Given task – Would you restate all the data that follows, word for word?

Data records
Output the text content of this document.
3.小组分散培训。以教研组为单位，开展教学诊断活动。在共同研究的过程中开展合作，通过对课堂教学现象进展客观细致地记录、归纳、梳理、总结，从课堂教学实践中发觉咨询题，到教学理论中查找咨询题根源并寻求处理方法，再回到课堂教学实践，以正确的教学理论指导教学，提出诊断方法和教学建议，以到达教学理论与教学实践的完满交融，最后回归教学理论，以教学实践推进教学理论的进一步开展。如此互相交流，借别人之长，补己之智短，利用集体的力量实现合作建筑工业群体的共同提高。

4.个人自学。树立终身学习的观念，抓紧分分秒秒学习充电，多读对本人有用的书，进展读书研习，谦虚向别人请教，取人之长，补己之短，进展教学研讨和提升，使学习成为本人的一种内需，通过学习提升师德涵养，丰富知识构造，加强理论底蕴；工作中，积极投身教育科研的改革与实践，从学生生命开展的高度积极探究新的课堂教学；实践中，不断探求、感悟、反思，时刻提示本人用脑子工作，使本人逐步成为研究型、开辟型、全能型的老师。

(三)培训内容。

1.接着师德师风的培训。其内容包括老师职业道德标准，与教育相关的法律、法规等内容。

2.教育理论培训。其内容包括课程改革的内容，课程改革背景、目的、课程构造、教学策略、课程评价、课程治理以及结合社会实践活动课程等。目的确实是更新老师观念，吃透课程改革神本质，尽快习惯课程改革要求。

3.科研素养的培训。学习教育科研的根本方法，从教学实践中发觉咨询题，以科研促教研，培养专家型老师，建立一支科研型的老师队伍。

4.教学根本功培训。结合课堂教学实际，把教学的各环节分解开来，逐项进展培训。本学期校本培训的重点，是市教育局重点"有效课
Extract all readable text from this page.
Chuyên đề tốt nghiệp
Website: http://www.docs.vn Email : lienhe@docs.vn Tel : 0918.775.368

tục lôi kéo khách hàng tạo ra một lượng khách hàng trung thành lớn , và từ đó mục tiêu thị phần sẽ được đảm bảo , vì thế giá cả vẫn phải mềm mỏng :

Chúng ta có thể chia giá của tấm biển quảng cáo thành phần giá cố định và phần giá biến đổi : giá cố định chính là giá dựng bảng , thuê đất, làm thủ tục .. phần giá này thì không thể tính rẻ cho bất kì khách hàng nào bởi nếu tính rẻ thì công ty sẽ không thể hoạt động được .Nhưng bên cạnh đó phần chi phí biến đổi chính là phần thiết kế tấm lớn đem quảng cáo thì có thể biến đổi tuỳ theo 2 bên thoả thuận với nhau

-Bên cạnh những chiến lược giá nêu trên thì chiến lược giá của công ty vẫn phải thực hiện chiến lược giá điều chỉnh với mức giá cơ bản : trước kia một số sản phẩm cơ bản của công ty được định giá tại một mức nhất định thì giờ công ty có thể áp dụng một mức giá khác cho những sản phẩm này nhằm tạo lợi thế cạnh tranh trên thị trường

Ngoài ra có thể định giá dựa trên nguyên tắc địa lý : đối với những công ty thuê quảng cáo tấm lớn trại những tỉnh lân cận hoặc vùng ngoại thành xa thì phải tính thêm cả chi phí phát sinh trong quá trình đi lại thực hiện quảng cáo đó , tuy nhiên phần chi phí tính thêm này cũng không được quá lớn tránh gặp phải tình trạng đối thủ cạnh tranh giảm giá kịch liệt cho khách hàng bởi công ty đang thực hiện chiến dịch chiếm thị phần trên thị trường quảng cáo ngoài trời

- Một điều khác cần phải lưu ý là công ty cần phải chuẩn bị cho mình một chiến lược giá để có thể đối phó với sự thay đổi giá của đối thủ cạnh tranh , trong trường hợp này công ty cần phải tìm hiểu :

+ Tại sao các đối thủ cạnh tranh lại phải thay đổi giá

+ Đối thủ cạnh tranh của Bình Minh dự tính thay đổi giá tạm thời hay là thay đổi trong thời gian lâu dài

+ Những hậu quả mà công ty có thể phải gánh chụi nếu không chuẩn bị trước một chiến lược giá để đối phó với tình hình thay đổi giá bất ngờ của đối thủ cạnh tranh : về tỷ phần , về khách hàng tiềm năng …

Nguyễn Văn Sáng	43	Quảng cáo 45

Written answer –
Output the text content of this document.
3.小组分散培训。以教研组为单位，开展教学诊断活动。在共同研究的过程中开展合作，通过对课堂教学现象进展客观细致地记录、归纳、梳理、总结，从课堂教学实践中发觉咨询题，到教学理论中查找咨询题根源并寻求处理方法，再回到课堂教学实践，以正确的教学理论指导教学，提出诊断方法和教学建议，以到达教学理论与教学实践的完满交融，最后回归教学理论，以教学实践推进教学理论的进一步开展。如此互相交流，借别人之长，补己之智短，利用集体的力量实现合作建筑工业群体的共同提高。

4.个人自学。树立终身学习的观念，抓紧分分秒秒学习充电，多读对本人有用的书，进展读书研习，谦虚向别人请教，取人之长，补己之短，进展教学研讨和提升，使学习成为本人的一种内需，通过学习提升师德涵养，丰富知识构造，加强理论底蕴；工作中，积极投身教育科研的改革与实践，从学生生命开展的高度积极探究新的课堂教学；实践中，不断探求、感悟、反思，时刻提示本人用脑子工作，使本人逐步成为研究型、开辟型、全能型的老师。

(三)培训内容。

1.接着师德师风的培训。其内容包括老师职业道德标准，与教育相关的法律、法规等内容。

2.教育理论培训。其内容包括课程改革的内容，课程改革背景、目的、课程构造、教学策略、课程评价、课程治理以及结合社会实践活动课程等。目的确实是更新老师观念，吃透课程改革神本质，尽快习惯课程改革要求。

3.科研素养的培训。学习教育科研的根本方法，从教学实践中发觉咨询题，以科研促教研，培养专家型老师，建立一支科研型的老师队伍。

4.教学根本功培训。结合课堂教学实际，把教学的各环节分解开来，逐项进展培训。本学期校本培训的重点，是市教育局重点"有效课
Extract all readable text from this page.
Chuyên đề tốt nghiệp
Website: http://www.docs.vn Email : lienhe@docs.vn Tel : 0918.775.368

tục lôi kéo khách hàng tạo ra một lượng khách hàng trung thành lớn , và từ đó mục tiêu thị phần sẽ được đảm bảo , vì thế giá cả vẫn phải mềm mỏng :

Chúng ta có thể chia giá của tấm biển quảng cáo thành phần giá cố định và phần giá biến đổi : giá cố định chính là giá dựng bảng , thuê đất, làm thủ tục .. phần giá này thì không thể tính rẻ cho bất kì khách hàng nào bởi nếu tính rẻ thì công ty sẽ không thể hoạt động được .Nhưng bên cạnh đó phần chi phí biến đổi chính là phần thiết kế tấm lớn đem quảng cáo thì có thể biến đổi tuỳ theo 2 bên thoả thuận với nhau

-Bên cạnh những chiến lược giá nêu trên thì chiến lược giá của công ty vẫn phải thực hiện chiến lược giá điều chỉnh với mức giá cơ bản : trước kia một số sản phẩm cơ bản của công ty được định giá tại một mức nhất định thì giờ công ty có thể áp dụng một mức giá khác cho những sản phẩm này nhằm tạo lợi thế cạnh tranh trên thị trường

Ngoài ra có thể định giá dựa trên nguyên tắc địa lý : đối với những công ty thuê quảng cáo tấm lớn trại những tỉnh lân cận hoặc vùng ngoại thành xa thì phải tính thêm cả chi phí phát sinh trong quá trình đi lại thực hiện quảng cáo đó , tuy nhiên phần chi phí tính thêm này cũng không được quá lớn tránh gặp phải tình trạng đối thủ cạnh tranh giảm giá kịch liệt cho khách hàng bởi công ty đang thực hiện chiến dịch chiếm thị phần trên thị trường quảng cáo ngoài trời

- Một điều khác cần phải lưu ý là công ty cần phải chuẩn bị cho mình một chiến lược giá để có thể đối phó với sự thay đổi giá của đối thủ cạnh tranh , trong trường hợp này công ty cần phải tìm hiểu :

+ Tại sao các đối thủ cạnh tranh lại phải thay đổi giá

+ Đối thủ cạnh tranh của Bình Minh dự tính thay đổi giá tạm thời hay là thay đổi trong thời gian lâu dài

+ Những hậu quả mà công ty có thể phải gánh chụi nếu không chuẩn bị trước một chiến lược giá để đối phó với tình hình thay đổi giá bất ngờ của đối thủ cạnh tranh : về tỷ phần , về khách hàng tiềm năng …

Nguyễn Văn Sáng	43	Quảng cáo 45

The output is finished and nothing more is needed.